▶ _Goal of the exercise_:
Print the entries below in their entirety, exactly as they are written.

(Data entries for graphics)
## Start
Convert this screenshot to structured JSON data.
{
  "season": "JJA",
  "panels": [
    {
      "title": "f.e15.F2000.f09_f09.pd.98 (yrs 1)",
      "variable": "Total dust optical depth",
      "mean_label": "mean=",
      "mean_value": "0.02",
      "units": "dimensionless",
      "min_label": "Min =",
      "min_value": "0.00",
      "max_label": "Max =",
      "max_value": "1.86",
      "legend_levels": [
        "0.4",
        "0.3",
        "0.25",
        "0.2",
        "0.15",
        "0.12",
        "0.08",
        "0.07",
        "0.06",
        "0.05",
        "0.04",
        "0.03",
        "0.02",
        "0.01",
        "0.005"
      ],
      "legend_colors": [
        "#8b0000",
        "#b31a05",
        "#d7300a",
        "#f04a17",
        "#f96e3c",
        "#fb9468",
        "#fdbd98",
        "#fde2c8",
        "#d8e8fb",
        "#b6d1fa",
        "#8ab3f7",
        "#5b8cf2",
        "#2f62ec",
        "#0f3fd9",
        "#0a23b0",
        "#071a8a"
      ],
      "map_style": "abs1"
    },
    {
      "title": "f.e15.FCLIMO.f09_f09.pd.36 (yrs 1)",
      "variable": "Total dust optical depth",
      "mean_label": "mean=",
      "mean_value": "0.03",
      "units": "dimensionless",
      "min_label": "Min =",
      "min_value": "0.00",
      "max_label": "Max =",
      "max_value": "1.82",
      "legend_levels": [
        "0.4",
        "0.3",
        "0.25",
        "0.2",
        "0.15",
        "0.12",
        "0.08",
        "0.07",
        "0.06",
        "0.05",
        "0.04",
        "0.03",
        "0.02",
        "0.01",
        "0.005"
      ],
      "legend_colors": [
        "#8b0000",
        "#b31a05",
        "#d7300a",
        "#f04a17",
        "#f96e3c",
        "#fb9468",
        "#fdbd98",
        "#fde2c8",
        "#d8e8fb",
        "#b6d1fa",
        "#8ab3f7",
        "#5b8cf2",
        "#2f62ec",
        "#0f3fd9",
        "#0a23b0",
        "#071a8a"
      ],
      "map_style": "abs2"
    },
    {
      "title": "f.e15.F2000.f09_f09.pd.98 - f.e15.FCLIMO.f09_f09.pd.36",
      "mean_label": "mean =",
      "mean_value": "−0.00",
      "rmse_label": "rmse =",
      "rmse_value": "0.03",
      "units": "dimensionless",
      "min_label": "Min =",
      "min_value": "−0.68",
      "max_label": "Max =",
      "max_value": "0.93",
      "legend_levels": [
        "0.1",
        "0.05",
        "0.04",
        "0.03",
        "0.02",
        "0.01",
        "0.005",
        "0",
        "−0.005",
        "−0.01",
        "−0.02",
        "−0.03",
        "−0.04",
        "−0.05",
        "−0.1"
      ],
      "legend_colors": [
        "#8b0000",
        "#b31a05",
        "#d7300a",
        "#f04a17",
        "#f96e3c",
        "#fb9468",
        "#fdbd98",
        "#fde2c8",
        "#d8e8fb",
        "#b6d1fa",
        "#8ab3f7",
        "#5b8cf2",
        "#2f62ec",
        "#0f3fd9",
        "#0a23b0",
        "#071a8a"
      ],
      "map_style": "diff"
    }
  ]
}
## End
▶ _Written reply_:
Convert this screenshot to structured JSON data.
{
  "season": "JJA",
  "panels": [
    {
      "title": "f.e15.F2000.f09_f09.pd.98 (yrs 1)",
      "variable": "Total dust optical depth",
      "mean_label": "mean=",
      "mean_value": "0.02",
      "units": "dimensionless",
      "min_label": "Min =",
      "min_value": "0.00",
      "max_label": "Max =",
      "max_value": "1.86",
      "legend_levels": [
        "0.4",
        "0.3",
        "0.25",
        "0.2",
        "0.15",
        "0.12",
        "0.08",
        "0.07",
        "0.06",
        "0.05",
        "0.04",
        "0.03",
        "0.02",
        "0.01",
        "0.005"
      ],
      "legend_colors": [
        "#8b0000",
        "#b31a05",
        "#d7300a",
        "#f04a17",
        "#f96e3c",
        "#fb9468",
        "#fdbd98",
        "#fde2c8",
        "#d8e8fb",
        "#b6d1fa",
        "#8ab3f7",
        "#5b8cf2",
        "#2f62ec",
        "#0f3fd9",
        "#0a23b0",
        "#071a8a"
      ],
      "map_style": "abs1"
    },
    {
      "title": "f.e15.FCLIMO.f09_f09.pd.36 (yrs 1)",
      "variable": "Total dust optical depth",
      "mean_label": "mean=",
      "mean_value": "0.03",
      "units": "dimensionless",
      "min_label": "Min =",
      "min_value": "0.00",
      "max_label": "Max =",
      "max_value": "1.82",
      "legend_levels": [
        "0.4",
        "0.3",
        "0.25",
        "0.2",
        "0.15",
        "0.12",
        "0.08",
        "0.07",
        "0.06",
        "0.05",
        "0.04",
        "0.03",
        "0.02",
        "0.01",
        "0.005"
      ],
      "legend_colors": [
        "#8b0000",
        "#b31a05",
        "#d7300a",
        "#f04a17",
        "#f96e3c",
        "#fb9468",
        "#fdbd98",
        "#fde2c8",
        "#d8e8fb",
        "#b6d1fa",
        "#8ab3f7",
        "#5b8cf2",
        "#2f62ec",
        "#0f3fd9",
        "#0a23b0",
        "#071a8a"
      ],
      "map_style": "abs2"
    },
    {
      "title": "f.e15.F2000.f09_f09.pd.98 - f.e15.FCLIMO.f09_f09.pd.36",
      "mean_label": "mean =",
      "mean_value": "−0.00",
      "rmse_label": "rmse =",
      "rmse_value": "0.03",
      "units": "dimensionless",
      "min_label": "Min =",
      "min_value": "−0.68",
      "max_label": "Max =",
      "max_value": "0.93",
      "legend_levels": [
        "0.1",
        "0.05",
        "0.04",
        "0.03",
        "0.02",
        "0.01",
        "0.005",
        "0",
        "−0.005",
        "−0.01",
        "−0.02",
        "−0.03",
        "−0.04",
        "−0.05",
        "−0.1"
      ],
      "legend_colors": [
        "#8b0000",
        "#b31a05",
        "#d7300a",
        "#f04a17",
        "#f96e3c",
        "#fb9468",
        "#fdbd98",
        "#fde2c8",
        "#d8e8fb",
        "#b6d1fa",
        "#8ab3f7",
        "#5b8cf2",
        "#2f62ec",
        "#0f3fd9",
        "#0a23b0",
        "#071a8a"
      ],
      "map_style": "diff"
    }
  ]
}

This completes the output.